• _EXERCISE REQUIREMENTS_
Each record is to be printed again precisely as it reads.

• _TASK MATERIAL_

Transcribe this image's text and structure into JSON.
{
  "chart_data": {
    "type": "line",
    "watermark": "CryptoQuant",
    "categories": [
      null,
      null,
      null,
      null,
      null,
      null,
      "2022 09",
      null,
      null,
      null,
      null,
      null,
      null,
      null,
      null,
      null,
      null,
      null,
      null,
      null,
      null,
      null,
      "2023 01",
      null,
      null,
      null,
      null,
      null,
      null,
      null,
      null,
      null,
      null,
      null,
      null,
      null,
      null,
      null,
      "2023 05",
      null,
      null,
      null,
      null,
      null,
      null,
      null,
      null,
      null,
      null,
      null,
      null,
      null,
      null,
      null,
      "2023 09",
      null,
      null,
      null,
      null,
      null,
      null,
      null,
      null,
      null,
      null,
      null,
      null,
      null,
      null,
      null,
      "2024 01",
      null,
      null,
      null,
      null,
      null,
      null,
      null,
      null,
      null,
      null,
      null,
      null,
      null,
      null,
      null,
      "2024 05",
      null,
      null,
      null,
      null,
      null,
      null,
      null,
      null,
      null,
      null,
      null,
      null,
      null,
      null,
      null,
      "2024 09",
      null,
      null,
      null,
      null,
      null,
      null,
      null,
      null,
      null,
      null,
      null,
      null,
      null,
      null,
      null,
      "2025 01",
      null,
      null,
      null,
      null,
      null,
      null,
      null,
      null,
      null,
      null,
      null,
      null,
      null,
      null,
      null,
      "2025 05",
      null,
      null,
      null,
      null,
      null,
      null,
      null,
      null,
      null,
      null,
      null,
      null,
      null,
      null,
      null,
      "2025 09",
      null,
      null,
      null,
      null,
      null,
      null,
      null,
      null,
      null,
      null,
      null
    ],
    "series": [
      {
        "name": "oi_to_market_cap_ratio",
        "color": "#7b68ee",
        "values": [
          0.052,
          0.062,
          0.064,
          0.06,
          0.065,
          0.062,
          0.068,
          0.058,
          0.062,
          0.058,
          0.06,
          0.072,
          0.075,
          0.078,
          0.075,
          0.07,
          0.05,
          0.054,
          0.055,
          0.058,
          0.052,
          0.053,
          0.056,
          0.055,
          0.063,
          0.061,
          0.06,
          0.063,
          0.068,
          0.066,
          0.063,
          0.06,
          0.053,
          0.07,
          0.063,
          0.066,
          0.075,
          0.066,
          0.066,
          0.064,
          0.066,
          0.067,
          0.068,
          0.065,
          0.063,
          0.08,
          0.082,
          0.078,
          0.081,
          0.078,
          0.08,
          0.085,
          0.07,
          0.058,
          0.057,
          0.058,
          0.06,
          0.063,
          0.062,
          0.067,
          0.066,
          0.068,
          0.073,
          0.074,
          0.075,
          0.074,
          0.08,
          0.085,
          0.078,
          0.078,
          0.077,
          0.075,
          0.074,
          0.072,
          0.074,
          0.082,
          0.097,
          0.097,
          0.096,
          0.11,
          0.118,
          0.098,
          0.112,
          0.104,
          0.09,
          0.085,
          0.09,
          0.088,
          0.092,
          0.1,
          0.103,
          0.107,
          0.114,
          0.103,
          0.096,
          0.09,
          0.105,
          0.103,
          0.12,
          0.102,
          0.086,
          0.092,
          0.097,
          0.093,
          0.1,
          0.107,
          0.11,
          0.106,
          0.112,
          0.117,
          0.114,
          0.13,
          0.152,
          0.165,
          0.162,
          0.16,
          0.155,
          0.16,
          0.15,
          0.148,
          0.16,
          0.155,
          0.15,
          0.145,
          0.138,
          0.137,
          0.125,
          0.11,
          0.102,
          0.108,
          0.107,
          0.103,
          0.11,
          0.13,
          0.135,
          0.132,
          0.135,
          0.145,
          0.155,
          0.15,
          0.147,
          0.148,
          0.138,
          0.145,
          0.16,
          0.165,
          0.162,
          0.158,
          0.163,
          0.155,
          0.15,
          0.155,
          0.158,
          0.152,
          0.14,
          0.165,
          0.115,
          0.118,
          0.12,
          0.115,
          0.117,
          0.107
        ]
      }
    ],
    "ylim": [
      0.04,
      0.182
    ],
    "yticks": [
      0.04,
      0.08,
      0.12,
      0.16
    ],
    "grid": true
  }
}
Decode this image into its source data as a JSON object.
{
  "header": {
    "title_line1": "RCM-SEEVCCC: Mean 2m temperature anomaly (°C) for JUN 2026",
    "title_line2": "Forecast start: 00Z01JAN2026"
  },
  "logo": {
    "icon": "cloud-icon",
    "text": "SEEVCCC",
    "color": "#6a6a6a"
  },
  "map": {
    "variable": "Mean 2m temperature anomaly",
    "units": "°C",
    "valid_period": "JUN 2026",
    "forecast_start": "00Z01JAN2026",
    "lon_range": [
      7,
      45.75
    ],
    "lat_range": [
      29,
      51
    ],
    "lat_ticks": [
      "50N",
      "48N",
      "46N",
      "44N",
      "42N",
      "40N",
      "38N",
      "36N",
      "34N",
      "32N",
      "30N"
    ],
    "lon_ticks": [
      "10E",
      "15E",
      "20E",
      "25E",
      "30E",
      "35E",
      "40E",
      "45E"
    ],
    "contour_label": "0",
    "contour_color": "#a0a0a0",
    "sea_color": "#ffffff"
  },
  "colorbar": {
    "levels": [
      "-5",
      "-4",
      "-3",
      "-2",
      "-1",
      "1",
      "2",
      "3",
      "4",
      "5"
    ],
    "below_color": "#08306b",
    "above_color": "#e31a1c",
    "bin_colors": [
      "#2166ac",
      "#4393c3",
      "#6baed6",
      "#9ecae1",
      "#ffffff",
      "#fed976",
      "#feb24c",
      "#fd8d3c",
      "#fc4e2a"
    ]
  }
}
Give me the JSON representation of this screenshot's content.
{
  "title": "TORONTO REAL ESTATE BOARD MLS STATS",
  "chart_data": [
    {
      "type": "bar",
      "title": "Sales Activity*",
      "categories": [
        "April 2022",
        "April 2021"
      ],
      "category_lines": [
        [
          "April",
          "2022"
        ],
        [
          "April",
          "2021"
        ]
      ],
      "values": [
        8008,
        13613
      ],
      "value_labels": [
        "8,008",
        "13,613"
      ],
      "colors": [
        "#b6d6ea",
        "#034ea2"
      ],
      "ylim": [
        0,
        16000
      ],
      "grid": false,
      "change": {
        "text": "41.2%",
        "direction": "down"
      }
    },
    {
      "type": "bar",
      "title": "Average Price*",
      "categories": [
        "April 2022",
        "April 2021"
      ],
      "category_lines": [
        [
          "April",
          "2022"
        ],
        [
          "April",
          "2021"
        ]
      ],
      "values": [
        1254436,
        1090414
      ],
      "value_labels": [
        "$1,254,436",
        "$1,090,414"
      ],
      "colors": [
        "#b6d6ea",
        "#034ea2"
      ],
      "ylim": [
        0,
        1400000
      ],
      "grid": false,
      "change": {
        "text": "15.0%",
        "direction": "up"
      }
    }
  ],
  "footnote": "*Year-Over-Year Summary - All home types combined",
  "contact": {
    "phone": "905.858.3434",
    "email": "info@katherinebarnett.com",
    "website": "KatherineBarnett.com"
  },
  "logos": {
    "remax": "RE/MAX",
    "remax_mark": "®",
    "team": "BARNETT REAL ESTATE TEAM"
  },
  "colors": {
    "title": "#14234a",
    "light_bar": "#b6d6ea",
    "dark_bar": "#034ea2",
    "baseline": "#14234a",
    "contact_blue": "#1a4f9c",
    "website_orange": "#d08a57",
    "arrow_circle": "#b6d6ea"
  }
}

• _EXERCISE ANSWER_
Transcribe this image's text and structure into JSON.
{
  "chart_data": {
    "type": "line",
    "watermark": "CryptoQuant",
    "categories": [
      null,
      null,
      null,
      null,
      null,
      null,
      "2022 09",
      null,
      null,
      null,
      null,
      null,
      null,
      null,
      null,
      null,
      null,
      null,
      null,
      null,
      null,
      null,
      "2023 01",
      null,
      null,
      null,
      null,
      null,
      null,
      null,
      null,
      null,
      null,
      null,
      null,
      null,
      null,
      null,
      "2023 05",
      null,
      null,
      null,
      null,
      null,
      null,
      null,
      null,
      null,
      null,
      null,
      null,
      null,
      null,
      null,
      "2023 09",
      null,
      null,
      null,
      null,
      null,
      null,
      null,
      null,
      null,
      null,
      null,
      null,
      null,
      null,
      null,
      "2024 01",
      null,
      null,
      null,
      null,
      null,
      null,
      null,
      null,
      null,
      null,
      null,
      null,
      null,
      null,
      null,
      "2024 05",
      null,
      null,
      null,
      null,
      null,
      null,
      null,
      null,
      null,
      null,
      null,
      null,
      null,
      null,
      null,
      "2024 09",
      null,
      null,
      null,
      null,
      null,
      null,
      null,
      null,
      null,
      null,
      null,
      null,
      null,
      null,
      null,
      "2025 01",
      null,
      null,
      null,
      null,
      null,
      null,
      null,
      null,
      null,
      null,
      null,
      null,
      null,
      null,
      null,
      "2025 05",
      null,
      null,
      null,
      null,
      null,
      null,
      null,
      null,
      null,
      null,
      null,
      null,
      null,
      null,
      null,
      "2025 09",
      null,
      null,
      null,
      null,
      null,
      null,
      null,
      null,
      null,
      null,
      null
    ],
    "series": [
      {
        "name": "oi_to_market_cap_ratio",
        "color": "#7b68ee",
        "values": [
          0.052,
          0.062,
          0.064,
          0.06,
          0.065,
          0.062,
          0.068,
          0.058,
          0.062,
          0.058,
          0.06,
          0.072,
          0.075,
          0.078,
          0.075,
          0.07,
          0.05,
          0.054,
          0.055,
          0.058,
          0.052,
          0.053,
          0.056,
          0.055,
          0.063,
          0.061,
          0.06,
          0.063,
          0.068,
          0.066,
          0.063,
          0.06,
          0.053,
          0.07,
          0.063,
          0.066,
          0.075,
          0.066,
          0.066,
          0.064,
          0.066,
          0.067,
          0.068,
          0.065,
          0.063,
          0.08,
          0.082,
          0.078,
          0.081,
          0.078,
          0.08,
          0.085,
          0.07,
          0.058,
          0.057,
          0.058,
          0.06,
          0.063,
          0.062,
          0.067,
          0.066,
          0.068,
          0.073,
          0.074,
          0.075,
          0.074,
          0.08,
          0.085,
          0.078,
          0.078,
          0.077,
          0.075,
          0.074,
          0.072,
          0.074,
          0.082,
          0.097,
          0.097,
          0.096,
          0.11,
          0.118,
          0.098,
          0.112,
          0.104,
          0.09,
          0.085,
          0.09,
          0.088,
          0.092,
          0.1,
          0.103,
          0.107,
          0.114,
          0.103,
          0.096,
          0.09,
          0.105,
          0.103,
          0.12,
          0.102,
          0.086,
          0.092,
          0.097,
          0.093,
          0.1,
          0.107,
          0.11,
          0.106,
          0.112,
          0.117,
          0.114,
          0.13,
          0.152,
          0.165,
          0.162,
          0.16,
          0.155,
          0.16,
          0.15,
          0.148,
          0.16,
          0.155,
          0.15,
          0.145,
          0.138,
          0.137,
          0.125,
          0.11,
          0.102,
          0.108,
          0.107,
          0.103,
          0.11,
          0.13,
          0.135,
          0.132,
          0.135,
          0.145,
          0.155,
          0.15,
          0.147,
          0.148,
          0.138,
          0.145,
          0.16,
          0.165,
          0.162,
          0.158,
          0.163,
          0.155,
          0.15,
          0.155,
          0.158,
          0.152,
          0.14,
          0.165,
          0.115,
          0.118,
          0.12,
          0.115,
          0.117,
          0.107
        ]
      }
    ],
    "ylim": [
      0.04,
      0.182
    ],
    "yticks": [
      0.04,
      0.08,
      0.12,
      0.16
    ],
    "grid": true
  }
}
Decode this image into its source data as a JSON object.
{
  "header": {
    "title_line1": "RCM-SEEVCCC: Mean 2m temperature anomaly (°C) for JUN 2026",
    "title_line2": "Forecast start: 00Z01JAN2026"
  },
  "logo": {
    "icon": "cloud-icon",
    "text": "SEEVCCC",
    "color": "#6a6a6a"
  },
  "map": {
    "variable": "Mean 2m temperature anomaly",
    "units": "°C",
    "valid_period": "JUN 2026",
    "forecast_start": "00Z01JAN2026",
    "lon_range": [
      7,
      45.75
    ],
    "lat_range": [
      29,
      51
    ],
    "lat_ticks": [
      "50N",
      "48N",
      "46N",
      "44N",
      "42N",
      "40N",
      "38N",
      "36N",
      "34N",
      "32N",
      "30N"
    ],
    "lon_ticks": [
      "10E",
      "15E",
      "20E",
      "25E",
      "30E",
      "35E",
      "40E",
      "45E"
    ],
    "contour_label": "0",
    "contour_color": "#a0a0a0",
    "sea_color": "#ffffff"
  },
  "colorbar": {
    "levels": [
      "-5",
      "-4",
      "-3",
      "-2",
      "-1",
      "1",
      "2",
      "3",
      "4",
      "5"
    ],
    "below_color": "#08306b",
    "above_color": "#e31a1c",
    "bin_colors": [
      "#2166ac",
      "#4393c3",
      "#6baed6",
      "#9ecae1",
      "#ffffff",
      "#fed976",
      "#feb24c",
      "#fd8d3c",
      "#fc4e2a"
    ]
  }
}
Give me the JSON representation of this screenshot's content.
{
  "title": "TORONTO REAL ESTATE BOARD MLS STATS",
  "chart_data": [
    {
      "type": "bar",
      "title": "Sales Activity*",
      "categories": [
        "April 2022",
        "April 2021"
      ],
      "category_lines": [
        [
          "April",
          "2022"
        ],
        [
          "April",
          "2021"
        ]
      ],
      "values": [
        8008,
        13613
      ],
      "value_labels": [
        "8,008",
        "13,613"
      ],
      "colors": [
        "#b6d6ea",
        "#034ea2"
      ],
      "ylim": [
        0,
        16000
      ],
      "grid": false,
      "change": {
        "text": "41.2%",
        "direction": "down"
      }
    },
    {
      "type": "bar",
      "title": "Average Price*",
      "categories": [
        "April 2022",
        "April 2021"
      ],
      "category_lines": [
        [
          "April",
          "2022"
        ],
        [
          "April",
          "2021"
        ]
      ],
      "values": [
        1254436,
        1090414
      ],
      "value_labels": [
        "$1,254,436",
        "$1,090,414"
      ],
      "colors": [
        "#b6d6ea",
        "#034ea2"
      ],
      "ylim": [
        0,
        1400000
      ],
      "grid": false,
      "change": {
        "text": "15.0%",
        "direction": "up"
      }
    }
  ],
  "footnote": "*Year-Over-Year Summary - All home types combined",
  "contact": {
    "phone": "905.858.3434",
    "email": "info@katherinebarnett.com",
    "website": "KatherineBarnett.com"
  },
  "logos": {
    "remax": "RE/MAX",
    "remax_mark": "®",
    "team": "BARNETT REAL ESTATE TEAM"
  },
  "colors": {
    "title": "#14234a",
    "light_bar": "#b6d6ea",
    "dark_bar": "#034ea2",
    "baseline": "#14234a",
    "contact_blue": "#1a4f9c",
    "website_orange": "#d08a57",
    "arrow_circle": "#b6d6ea"
  }
}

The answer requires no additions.